Instruction:
Return every line of the data below that includes the string "value".

[Collected data entries]
>>>

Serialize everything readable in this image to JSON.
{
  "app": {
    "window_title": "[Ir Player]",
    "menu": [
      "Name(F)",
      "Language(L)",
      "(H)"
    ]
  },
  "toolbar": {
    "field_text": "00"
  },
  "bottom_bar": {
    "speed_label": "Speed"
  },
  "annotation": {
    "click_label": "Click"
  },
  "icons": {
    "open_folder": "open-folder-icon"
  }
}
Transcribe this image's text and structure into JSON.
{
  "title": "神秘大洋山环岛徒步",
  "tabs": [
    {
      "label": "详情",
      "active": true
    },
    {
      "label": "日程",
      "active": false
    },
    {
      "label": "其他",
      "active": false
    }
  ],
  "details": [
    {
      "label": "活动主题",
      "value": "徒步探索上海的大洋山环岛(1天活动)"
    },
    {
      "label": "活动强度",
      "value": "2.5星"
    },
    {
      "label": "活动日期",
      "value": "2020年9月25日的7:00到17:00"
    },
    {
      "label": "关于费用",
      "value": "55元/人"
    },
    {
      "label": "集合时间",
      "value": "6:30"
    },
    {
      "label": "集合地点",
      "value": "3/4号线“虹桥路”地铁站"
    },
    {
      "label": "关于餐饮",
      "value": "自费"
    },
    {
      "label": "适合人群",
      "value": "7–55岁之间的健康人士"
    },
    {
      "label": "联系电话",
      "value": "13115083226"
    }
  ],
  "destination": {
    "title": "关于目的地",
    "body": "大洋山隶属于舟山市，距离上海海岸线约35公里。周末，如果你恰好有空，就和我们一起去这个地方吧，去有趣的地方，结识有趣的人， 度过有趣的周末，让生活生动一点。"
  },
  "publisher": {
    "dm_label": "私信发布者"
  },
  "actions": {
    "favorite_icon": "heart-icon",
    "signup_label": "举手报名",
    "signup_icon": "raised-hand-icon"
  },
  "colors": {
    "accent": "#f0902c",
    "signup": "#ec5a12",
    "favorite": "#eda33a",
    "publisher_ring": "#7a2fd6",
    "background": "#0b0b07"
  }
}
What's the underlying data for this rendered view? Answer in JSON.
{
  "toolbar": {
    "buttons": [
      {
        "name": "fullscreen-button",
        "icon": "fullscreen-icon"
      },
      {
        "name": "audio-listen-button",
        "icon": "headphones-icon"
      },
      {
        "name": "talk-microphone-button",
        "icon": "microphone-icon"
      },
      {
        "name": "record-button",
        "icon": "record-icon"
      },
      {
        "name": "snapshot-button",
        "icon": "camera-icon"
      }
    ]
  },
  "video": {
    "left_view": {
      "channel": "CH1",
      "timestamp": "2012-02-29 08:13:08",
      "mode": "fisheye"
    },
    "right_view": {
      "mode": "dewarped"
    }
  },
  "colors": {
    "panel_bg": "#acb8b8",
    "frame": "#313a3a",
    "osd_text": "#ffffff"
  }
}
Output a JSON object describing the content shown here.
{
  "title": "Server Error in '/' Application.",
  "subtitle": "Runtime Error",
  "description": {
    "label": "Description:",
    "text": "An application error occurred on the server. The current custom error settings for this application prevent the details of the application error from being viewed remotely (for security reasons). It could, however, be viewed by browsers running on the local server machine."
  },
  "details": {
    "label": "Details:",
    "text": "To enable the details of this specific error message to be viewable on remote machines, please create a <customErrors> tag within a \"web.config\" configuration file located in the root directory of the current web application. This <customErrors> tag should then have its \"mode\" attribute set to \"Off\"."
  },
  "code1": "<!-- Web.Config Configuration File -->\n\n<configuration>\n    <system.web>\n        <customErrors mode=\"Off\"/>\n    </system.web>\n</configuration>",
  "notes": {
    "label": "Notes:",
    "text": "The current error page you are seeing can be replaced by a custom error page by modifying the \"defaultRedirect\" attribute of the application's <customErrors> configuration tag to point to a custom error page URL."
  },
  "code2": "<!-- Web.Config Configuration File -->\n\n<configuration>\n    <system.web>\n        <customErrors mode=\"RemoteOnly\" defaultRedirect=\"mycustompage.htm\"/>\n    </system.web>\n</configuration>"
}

<<<

Answer below:
      "value": "徒步探索上海的大洋山环岛(1天活动)"
      "value": "2.5星"
      "value": "2020年9月25日的7:00到17:00"
      "value": "55元/人"
      "value": "6:30"
      "value": "3/4号线“虹桥路”地铁站"
      "value": "自费"
      "value": "7–55岁之间的健康人士"
      "value": "13115083226"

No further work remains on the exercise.